Find and copy each line of the records where the string "Halimjon" shows up.

##### DATASET ROWS #####

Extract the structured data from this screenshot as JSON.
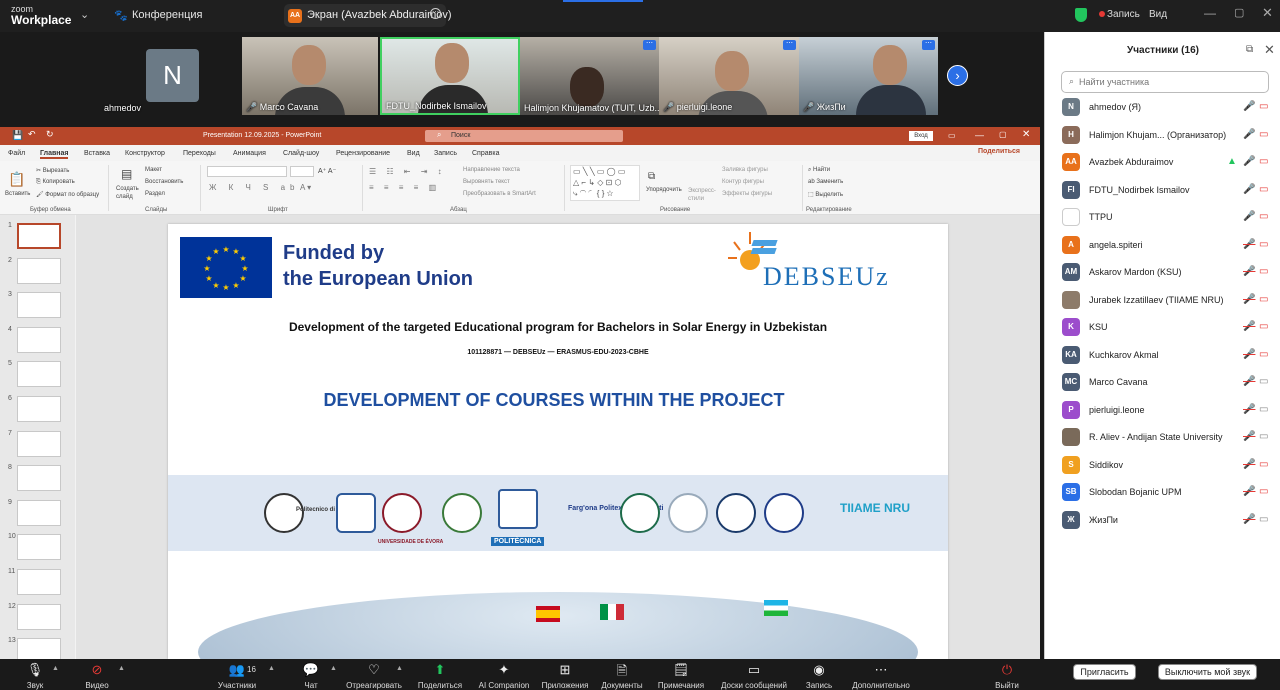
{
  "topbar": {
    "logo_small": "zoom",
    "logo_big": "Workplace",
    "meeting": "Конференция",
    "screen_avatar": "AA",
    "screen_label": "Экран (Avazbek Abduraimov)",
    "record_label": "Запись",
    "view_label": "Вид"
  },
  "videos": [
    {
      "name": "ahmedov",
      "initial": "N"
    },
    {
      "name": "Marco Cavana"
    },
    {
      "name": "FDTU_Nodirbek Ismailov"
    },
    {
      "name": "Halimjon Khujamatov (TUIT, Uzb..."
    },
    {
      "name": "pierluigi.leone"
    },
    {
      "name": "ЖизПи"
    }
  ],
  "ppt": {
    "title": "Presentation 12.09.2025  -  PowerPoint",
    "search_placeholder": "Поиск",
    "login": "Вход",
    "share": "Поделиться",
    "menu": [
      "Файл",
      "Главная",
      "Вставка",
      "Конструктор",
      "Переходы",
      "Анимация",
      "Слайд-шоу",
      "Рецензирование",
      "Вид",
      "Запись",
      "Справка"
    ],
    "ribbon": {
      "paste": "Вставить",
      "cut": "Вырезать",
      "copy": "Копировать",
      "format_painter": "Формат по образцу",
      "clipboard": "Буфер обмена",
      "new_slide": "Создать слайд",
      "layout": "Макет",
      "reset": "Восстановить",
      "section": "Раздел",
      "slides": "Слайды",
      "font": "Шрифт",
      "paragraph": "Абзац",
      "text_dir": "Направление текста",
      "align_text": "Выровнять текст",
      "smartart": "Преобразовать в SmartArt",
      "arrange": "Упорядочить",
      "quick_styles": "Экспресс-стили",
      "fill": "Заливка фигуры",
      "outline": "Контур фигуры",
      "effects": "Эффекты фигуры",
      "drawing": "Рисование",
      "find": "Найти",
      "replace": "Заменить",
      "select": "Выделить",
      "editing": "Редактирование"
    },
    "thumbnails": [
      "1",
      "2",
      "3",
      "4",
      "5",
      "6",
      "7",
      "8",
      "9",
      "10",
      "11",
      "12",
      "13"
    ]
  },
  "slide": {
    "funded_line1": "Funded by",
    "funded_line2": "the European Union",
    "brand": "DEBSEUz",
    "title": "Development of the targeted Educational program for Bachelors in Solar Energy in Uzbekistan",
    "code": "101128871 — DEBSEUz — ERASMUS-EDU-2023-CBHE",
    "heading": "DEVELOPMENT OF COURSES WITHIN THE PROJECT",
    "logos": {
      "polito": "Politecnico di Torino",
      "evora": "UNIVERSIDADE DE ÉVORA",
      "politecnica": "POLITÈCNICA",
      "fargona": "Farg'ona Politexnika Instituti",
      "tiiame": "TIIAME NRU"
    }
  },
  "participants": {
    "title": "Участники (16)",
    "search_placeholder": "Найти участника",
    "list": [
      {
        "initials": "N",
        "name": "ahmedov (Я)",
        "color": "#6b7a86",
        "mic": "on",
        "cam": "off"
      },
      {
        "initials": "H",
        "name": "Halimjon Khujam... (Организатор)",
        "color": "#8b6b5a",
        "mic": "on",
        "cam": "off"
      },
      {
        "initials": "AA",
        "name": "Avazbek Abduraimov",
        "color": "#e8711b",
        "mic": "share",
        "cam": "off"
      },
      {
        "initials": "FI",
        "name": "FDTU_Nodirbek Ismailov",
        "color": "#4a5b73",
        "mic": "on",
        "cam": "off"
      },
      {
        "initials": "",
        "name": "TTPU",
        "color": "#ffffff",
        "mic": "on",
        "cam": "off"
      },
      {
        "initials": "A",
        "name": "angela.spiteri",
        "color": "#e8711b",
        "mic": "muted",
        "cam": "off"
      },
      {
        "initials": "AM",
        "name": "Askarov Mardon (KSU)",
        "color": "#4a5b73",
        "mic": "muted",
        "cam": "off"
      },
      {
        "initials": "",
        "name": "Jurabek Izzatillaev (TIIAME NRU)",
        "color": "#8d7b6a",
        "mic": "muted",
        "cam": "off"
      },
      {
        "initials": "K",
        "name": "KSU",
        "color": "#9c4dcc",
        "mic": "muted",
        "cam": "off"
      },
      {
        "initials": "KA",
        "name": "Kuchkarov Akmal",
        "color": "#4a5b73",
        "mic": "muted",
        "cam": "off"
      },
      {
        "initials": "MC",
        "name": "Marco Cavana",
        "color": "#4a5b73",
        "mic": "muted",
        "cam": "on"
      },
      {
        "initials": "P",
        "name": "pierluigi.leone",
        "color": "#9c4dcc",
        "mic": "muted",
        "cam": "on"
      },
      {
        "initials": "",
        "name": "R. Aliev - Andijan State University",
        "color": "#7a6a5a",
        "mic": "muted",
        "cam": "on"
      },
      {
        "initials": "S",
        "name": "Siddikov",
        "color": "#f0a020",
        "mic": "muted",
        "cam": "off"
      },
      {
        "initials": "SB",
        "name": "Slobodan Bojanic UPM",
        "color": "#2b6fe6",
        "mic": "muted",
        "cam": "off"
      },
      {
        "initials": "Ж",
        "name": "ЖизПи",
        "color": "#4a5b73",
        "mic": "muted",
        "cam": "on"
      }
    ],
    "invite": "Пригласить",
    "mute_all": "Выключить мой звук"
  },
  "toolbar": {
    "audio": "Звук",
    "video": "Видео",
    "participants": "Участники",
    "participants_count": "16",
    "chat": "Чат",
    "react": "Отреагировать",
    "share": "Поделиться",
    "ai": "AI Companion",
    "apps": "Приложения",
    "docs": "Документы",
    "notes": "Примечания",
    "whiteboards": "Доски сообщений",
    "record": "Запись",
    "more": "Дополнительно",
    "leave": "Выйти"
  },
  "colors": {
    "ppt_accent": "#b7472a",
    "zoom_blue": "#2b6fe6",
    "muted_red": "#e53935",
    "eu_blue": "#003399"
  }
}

#####

**RESPONSE**
      "name": "Halimjon Khujamatov (TUIT, Uzb..."
        "name": "Halimjon Khujam... (Организатор)",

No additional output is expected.